PROBLEM TO WORK ON: Wherever the string "action" appears in the listing, copy that line.
Start of DATASET RECORDS
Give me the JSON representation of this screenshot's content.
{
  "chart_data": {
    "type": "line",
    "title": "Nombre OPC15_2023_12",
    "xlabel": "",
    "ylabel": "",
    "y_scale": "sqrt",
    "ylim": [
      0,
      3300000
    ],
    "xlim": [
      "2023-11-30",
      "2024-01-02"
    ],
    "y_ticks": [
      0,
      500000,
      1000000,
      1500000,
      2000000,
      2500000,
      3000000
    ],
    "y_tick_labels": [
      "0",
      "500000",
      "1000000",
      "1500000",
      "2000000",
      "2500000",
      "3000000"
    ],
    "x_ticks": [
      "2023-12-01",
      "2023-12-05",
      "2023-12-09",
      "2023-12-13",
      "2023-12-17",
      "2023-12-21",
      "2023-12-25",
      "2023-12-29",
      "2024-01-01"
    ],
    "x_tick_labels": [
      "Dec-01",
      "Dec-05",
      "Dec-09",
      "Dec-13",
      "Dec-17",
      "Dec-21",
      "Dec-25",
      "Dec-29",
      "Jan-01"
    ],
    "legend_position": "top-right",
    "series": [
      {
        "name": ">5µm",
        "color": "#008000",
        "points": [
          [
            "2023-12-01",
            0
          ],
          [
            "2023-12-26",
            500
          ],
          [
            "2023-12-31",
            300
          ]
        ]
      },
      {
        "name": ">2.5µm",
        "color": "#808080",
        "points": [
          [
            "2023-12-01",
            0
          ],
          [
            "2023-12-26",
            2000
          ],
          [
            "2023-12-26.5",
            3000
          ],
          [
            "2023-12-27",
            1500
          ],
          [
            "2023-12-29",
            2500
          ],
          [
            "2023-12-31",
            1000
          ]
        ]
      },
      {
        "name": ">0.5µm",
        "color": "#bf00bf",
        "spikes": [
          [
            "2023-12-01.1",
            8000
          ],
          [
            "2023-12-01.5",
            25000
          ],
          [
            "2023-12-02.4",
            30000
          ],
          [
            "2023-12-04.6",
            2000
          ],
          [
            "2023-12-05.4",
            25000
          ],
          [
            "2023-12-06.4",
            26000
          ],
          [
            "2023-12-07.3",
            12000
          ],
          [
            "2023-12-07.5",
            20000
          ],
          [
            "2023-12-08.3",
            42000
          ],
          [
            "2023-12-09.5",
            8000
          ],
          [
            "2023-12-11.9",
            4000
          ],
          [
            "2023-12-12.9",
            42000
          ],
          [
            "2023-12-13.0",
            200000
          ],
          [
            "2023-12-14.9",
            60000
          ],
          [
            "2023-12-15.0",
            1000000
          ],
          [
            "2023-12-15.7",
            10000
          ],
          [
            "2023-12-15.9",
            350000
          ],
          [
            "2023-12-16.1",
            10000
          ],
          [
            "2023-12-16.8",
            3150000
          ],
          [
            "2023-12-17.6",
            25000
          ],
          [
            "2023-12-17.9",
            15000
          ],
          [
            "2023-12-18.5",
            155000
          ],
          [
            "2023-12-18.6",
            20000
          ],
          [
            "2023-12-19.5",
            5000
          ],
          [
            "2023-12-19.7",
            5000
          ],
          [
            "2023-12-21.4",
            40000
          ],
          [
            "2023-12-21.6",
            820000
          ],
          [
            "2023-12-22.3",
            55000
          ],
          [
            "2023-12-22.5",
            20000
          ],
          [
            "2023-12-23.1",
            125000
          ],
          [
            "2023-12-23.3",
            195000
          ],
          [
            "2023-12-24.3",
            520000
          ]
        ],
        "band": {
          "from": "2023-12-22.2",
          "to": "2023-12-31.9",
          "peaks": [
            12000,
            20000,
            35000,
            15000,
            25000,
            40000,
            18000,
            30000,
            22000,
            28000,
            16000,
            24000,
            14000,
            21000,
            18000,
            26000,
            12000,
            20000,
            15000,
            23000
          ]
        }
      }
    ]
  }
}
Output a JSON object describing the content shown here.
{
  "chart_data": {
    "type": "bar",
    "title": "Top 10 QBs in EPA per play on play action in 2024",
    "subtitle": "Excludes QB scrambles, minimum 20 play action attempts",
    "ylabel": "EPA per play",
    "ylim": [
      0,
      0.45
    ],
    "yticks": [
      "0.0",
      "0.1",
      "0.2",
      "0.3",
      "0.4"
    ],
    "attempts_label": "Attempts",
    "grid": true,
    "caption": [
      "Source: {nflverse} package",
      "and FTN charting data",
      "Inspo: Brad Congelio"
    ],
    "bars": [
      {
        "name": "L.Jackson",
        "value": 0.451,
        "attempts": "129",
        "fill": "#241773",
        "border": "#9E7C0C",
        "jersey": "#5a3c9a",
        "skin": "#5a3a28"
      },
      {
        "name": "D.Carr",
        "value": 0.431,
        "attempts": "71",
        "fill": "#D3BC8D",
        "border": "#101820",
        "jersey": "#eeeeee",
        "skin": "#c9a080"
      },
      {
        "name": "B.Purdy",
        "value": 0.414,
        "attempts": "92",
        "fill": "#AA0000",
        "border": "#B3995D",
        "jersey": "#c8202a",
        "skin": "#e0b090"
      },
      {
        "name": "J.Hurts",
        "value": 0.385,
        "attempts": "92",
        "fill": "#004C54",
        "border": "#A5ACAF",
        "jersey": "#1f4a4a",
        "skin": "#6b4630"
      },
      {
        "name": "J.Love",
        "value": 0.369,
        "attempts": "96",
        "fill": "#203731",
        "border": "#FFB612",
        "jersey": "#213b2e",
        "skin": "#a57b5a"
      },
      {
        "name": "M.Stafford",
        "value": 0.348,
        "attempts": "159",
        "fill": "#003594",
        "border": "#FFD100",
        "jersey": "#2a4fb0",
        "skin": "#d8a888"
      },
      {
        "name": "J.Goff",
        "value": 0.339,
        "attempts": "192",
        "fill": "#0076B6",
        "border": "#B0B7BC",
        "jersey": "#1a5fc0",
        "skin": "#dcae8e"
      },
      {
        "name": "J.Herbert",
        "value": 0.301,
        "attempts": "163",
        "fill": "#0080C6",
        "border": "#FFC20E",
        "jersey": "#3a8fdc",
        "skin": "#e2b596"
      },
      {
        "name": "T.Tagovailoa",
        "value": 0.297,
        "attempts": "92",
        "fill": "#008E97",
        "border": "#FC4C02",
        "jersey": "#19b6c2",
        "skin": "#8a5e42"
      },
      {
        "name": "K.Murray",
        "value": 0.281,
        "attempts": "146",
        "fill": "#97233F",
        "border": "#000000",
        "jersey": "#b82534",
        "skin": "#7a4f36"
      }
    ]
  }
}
End of DATASET RECORDS
WRITTEN ANSWER:
    "title": "Top 10 QBs in EPA per play on play action in 2024",
    "subtitle": "Excludes QB scrambles, minimum 20 play action attempts",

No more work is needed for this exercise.